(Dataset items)
/---
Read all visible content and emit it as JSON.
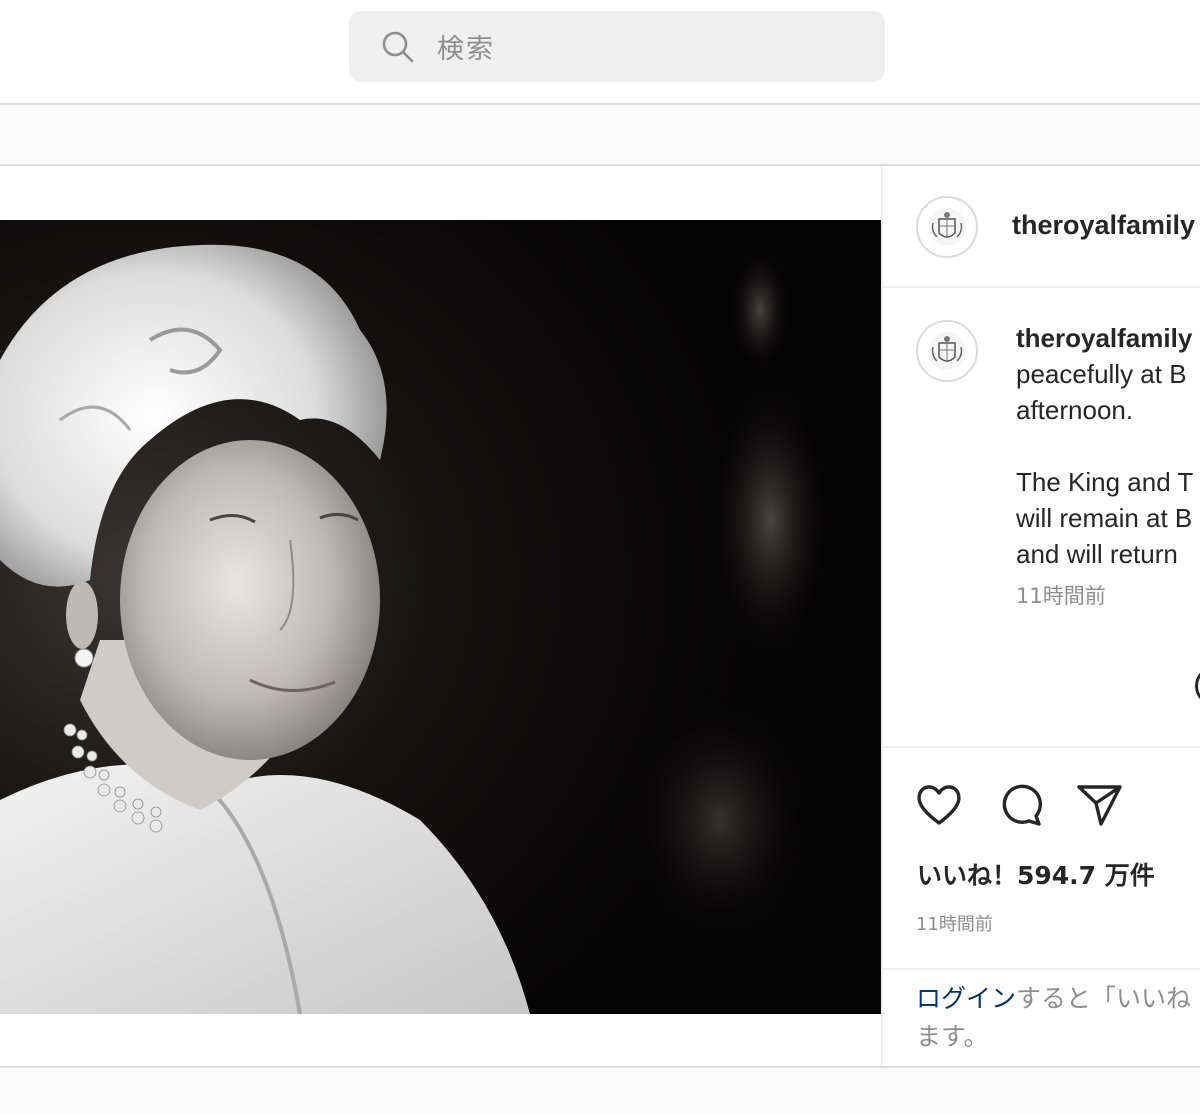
{
  "search": {
    "placeholder": "検索",
    "icon": "search-icon"
  },
  "post": {
    "photo_alt": "Black and white portrait",
    "header": {
      "username": "theroyalfamily"
    },
    "caption": {
      "username": "theroyalfamily",
      "lines": [
        "peacefully at B",
        "afternoon.",
        "",
        "The King and T",
        "will remain at B",
        "and will return"
      ],
      "time": "11時間前"
    },
    "actions": {
      "like_icon": "heart-icon",
      "comment_icon": "comment-icon",
      "share_icon": "share-icon"
    },
    "likes": "いいね！594.7 万件",
    "time": "11時間前",
    "login": {
      "link": "ログイン",
      "line1_rest": "すると「いいね",
      "line2": "ます。"
    }
  }
}
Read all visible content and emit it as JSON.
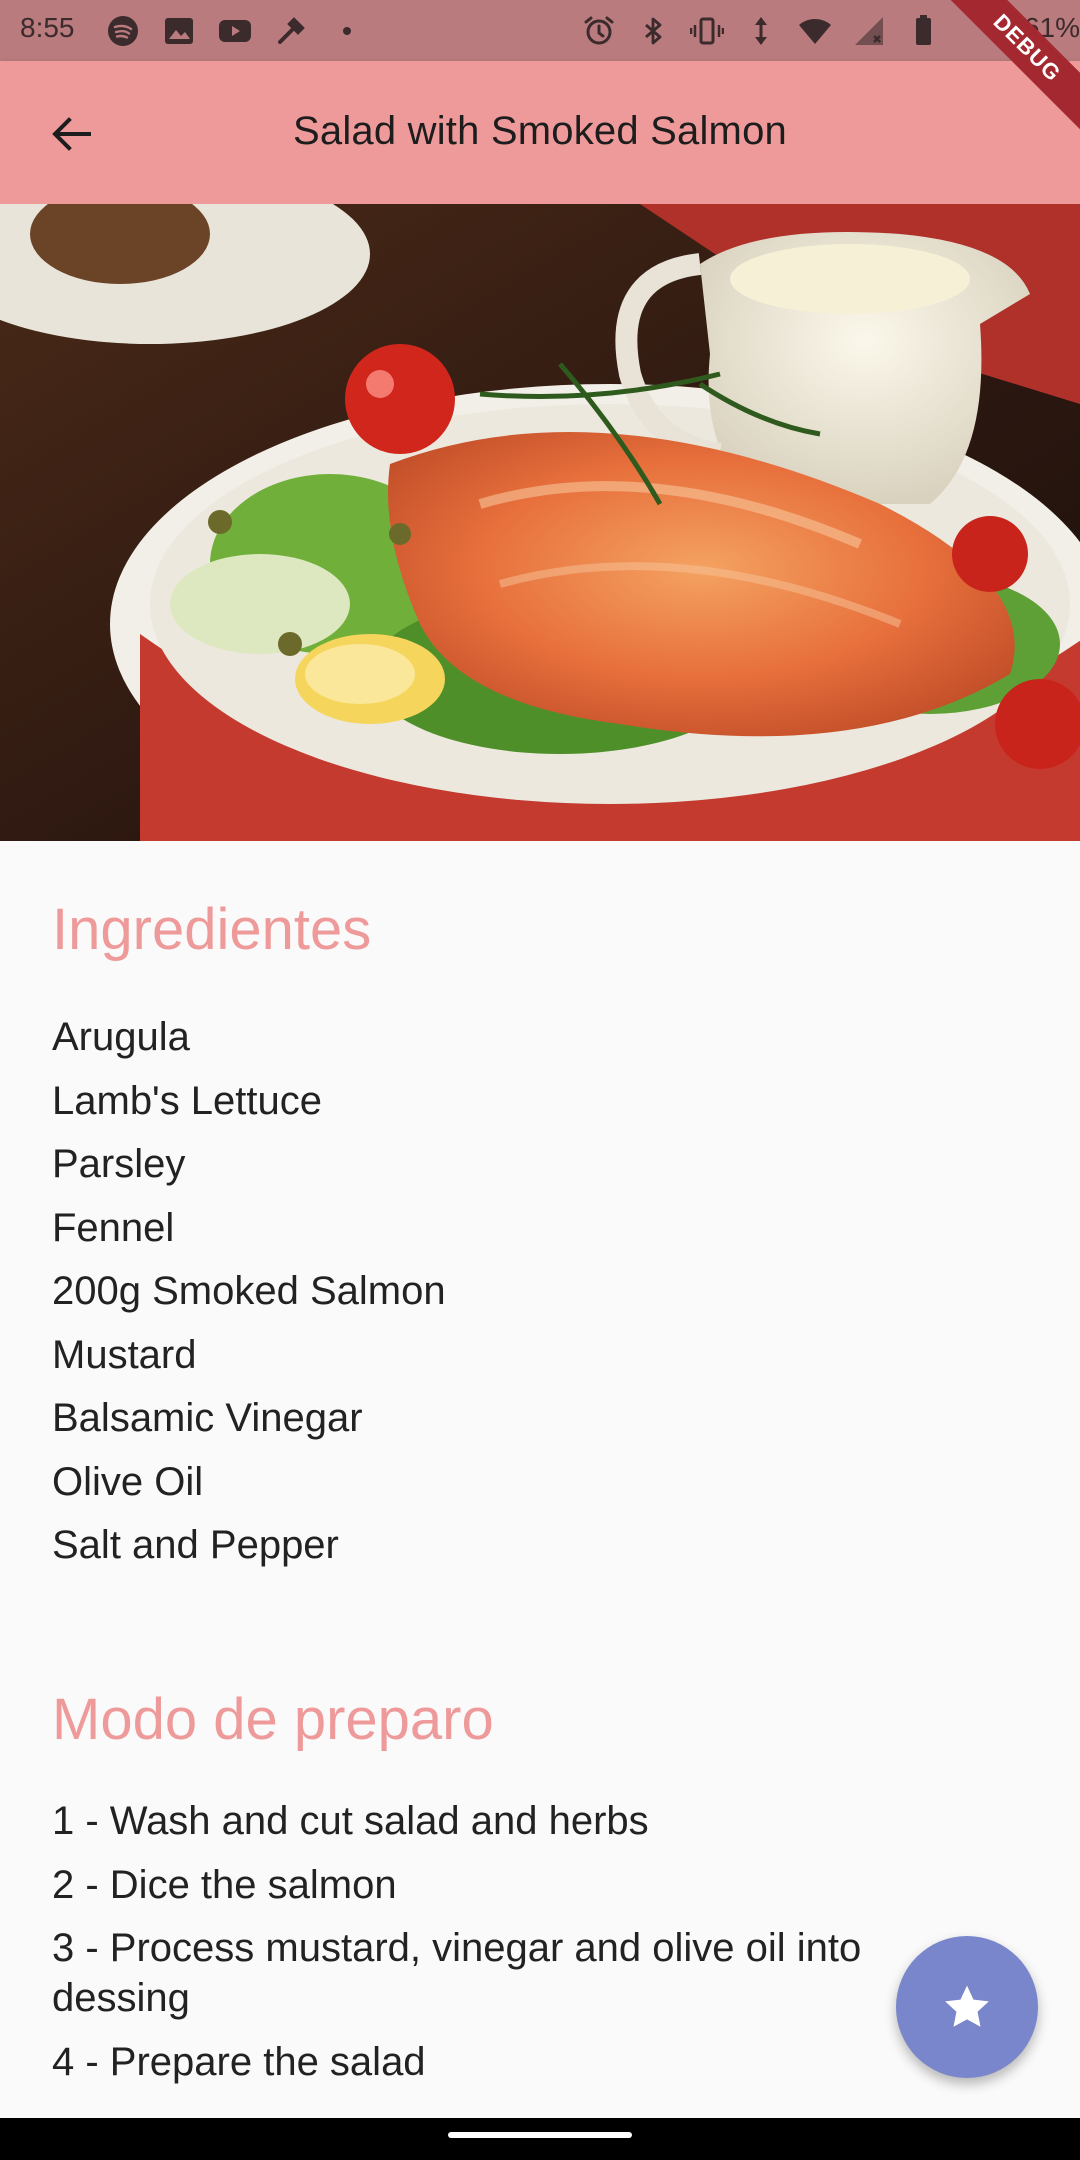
{
  "status_bar": {
    "time": "8:55",
    "battery": "61%",
    "left_icons": [
      "spotify-icon",
      "image-icon",
      "youtube-icon",
      "tools-icon",
      "dot-icon"
    ],
    "right_icons": [
      "alarm-icon",
      "bluetooth-icon",
      "vibrate-icon",
      "data-arrows-icon",
      "wifi-icon",
      "signal-icon",
      "battery-icon"
    ]
  },
  "app_bar": {
    "title": "Salad with Smoked Salmon",
    "back_icon": "arrow-back-icon",
    "debug_label": "DEBUG",
    "color": "#EF9A9A"
  },
  "ingredients": {
    "title": "Ingredientes",
    "items": [
      "Arugula",
      "Lamb's Lettuce",
      "Parsley",
      "Fennel",
      "200g Smoked Salmon",
      "Mustard",
      "Balsamic Vinegar",
      "Olive Oil",
      "Salt and Pepper"
    ]
  },
  "preparation": {
    "title": "Modo de preparo",
    "steps": [
      "1 - Wash and cut salad and herbs",
      "2 - Dice the salmon",
      "3 - Process mustard, vinegar and olive oil into dessing",
      "4 - Prepare the salad"
    ]
  },
  "fab": {
    "icon": "star-icon",
    "color": "#7986CB"
  },
  "accent_color": "#EF9A9A"
}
\---
Required work: Reproduce each line word for word and drop the pictures.

Result for this exercise:
Read all visible content and emit it as JSON.
{
  "search": {
    "placeholder": "検索",
    "icon": "search-icon"
  },
  "post": {
    "photo_alt": "Black and white portrait",
    "header": {
      "username": "theroyalfamily"
    },
    "caption": {
      "username": "theroyalfamily",
      "lines": [
        "peacefully at B",
        "afternoon.",
        "",
        "The King and T",
        "will remain at B",
        "and will return"
      ],
      "time": "11時間前"
    },
    "actions": {
      "like_icon": "heart-icon",
      "comment_icon": "comment-icon",
      "share_icon": "share-icon"
    },
    "likes": "いいね！594.7 万件",
    "time": "11時間前",
    "login": {
      "link": "ログイン",
      "line1_rest": "すると「いいね",
      "line2": "ます。"
    }
  }
}
Read all visible content and emit it as JSON.
{
  "status_bar": {
    "time": "8:55",
    "battery": "61%",
    "left_icons": [
      "spotify-icon",
      "image-icon",
      "youtube-icon",
      "tools-icon",
      "dot-icon"
    ],
    "right_icons": [
      "alarm-icon",
      "bluetooth-icon",
      "vibrate-icon",
      "data-arrows-icon",
      "wifi-icon",
      "signal-icon",
      "battery-icon"
    ]
  },
  "app_bar": {
    "title": "Salad with Smoked Salmon",
    "back_icon": "arrow-back-icon",
    "debug_label": "DEBUG",
    "color": "#EF9A9A"
  },
  "ingredients": {
    "title": "Ingredientes",
    "items": [
      "Arugula",
      "Lamb's Lettuce",
      "Parsley",
      "Fennel",
      "200g Smoked Salmon",
      "Mustard",
      "Balsamic Vinegar",
      "Olive Oil",
      "Salt and Pepper"
    ]
  },
  "preparation": {
    "title": "Modo de preparo",
    "steps": [
      "1 - Wash and cut salad and herbs",
      "2 - Dice the salmon",
      "3 - Process mustard, vinegar and olive oil into dessing",
      "4 - Prepare the salad"
    ]
  },
  "fab": {
    "icon": "star-icon",
    "color": "#7986CB"
  },
  "accent_color": "#EF9A9A"
}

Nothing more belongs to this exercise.